**Entries:**
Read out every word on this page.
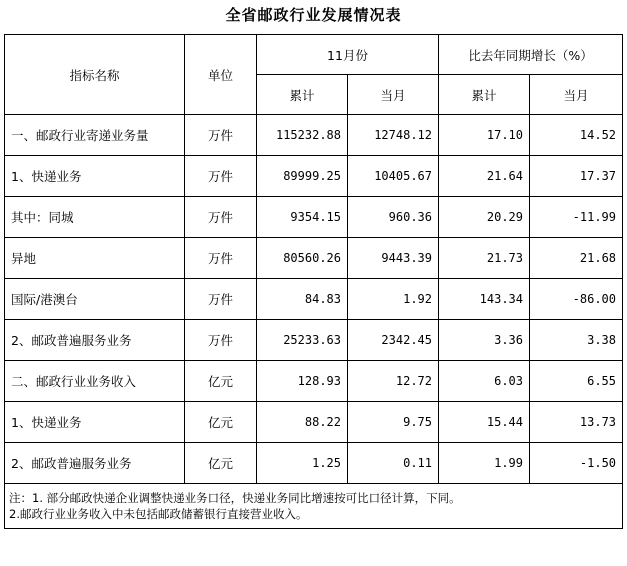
全省邮政行业发展情况表
指标名称	单位	11月份		比去年同期增长（%）	
		累计	当月	累计	当月
一、邮政行业寄递业务量	万件	115232.88	12748.12	17.10	14.52
1、快递业务	万件	89999.25	10405.67	21.64	17.37
其中：同城	万件	9354.15	960.36	20.29	-11.99
异地	万件	80560.26	9443.39	21.73	21.68
国际/港澳台	万件	84.83	1.92	143.34	-86.00
2、邮政普遍服务业务	万件	25233.63	2342.45	3.36	3.38
二、邮政行业业务收入	亿元	128.93	12.72	6.03	6.55
1、快递业务	亿元	88.22	9.75	15.44	13.73
2、邮政普遍服务业务	亿元	1.25	0.11	1.99	-1.50

注：1. 部分邮政快递企业调整快递业务口径，快递业务同比增速按可比口径计算，下同。
2.邮政行业业务收入中未包括邮政储蓄银行直接营业收入。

**Work to do:** Reproduce each record above by retyping it exactly; omit all images.

**Correct output:**
Read out every word on this page.
全省邮政行业发展情况表
指标名称	单位	11月份		比去年同期增长（%）	
		累计	当月	累计	当月
一、邮政行业寄递业务量	万件	115232.88	12748.12	17.10	14.52
1、快递业务	万件	89999.25	10405.67	21.64	17.37
其中：同城	万件	9354.15	960.36	20.29	-11.99
异地	万件	80560.26	9443.39	21.73	21.68
国际/港澳台	万件	84.83	1.92	143.34	-86.00
2、邮政普遍服务业务	万件	25233.63	2342.45	3.36	3.38
二、邮政行业业务收入	亿元	128.93	12.72	6.03	6.55
1、快递业务	亿元	88.22	9.75	15.44	13.73
2、邮政普遍服务业务	亿元	1.25	0.11	1.99	-1.50

注：1. 部分邮政快递企业调整快递业务口径，快递业务同比增速按可比口径计算，下同。
2.邮政行业业务收入中未包括邮政储蓄银行直接营业收入。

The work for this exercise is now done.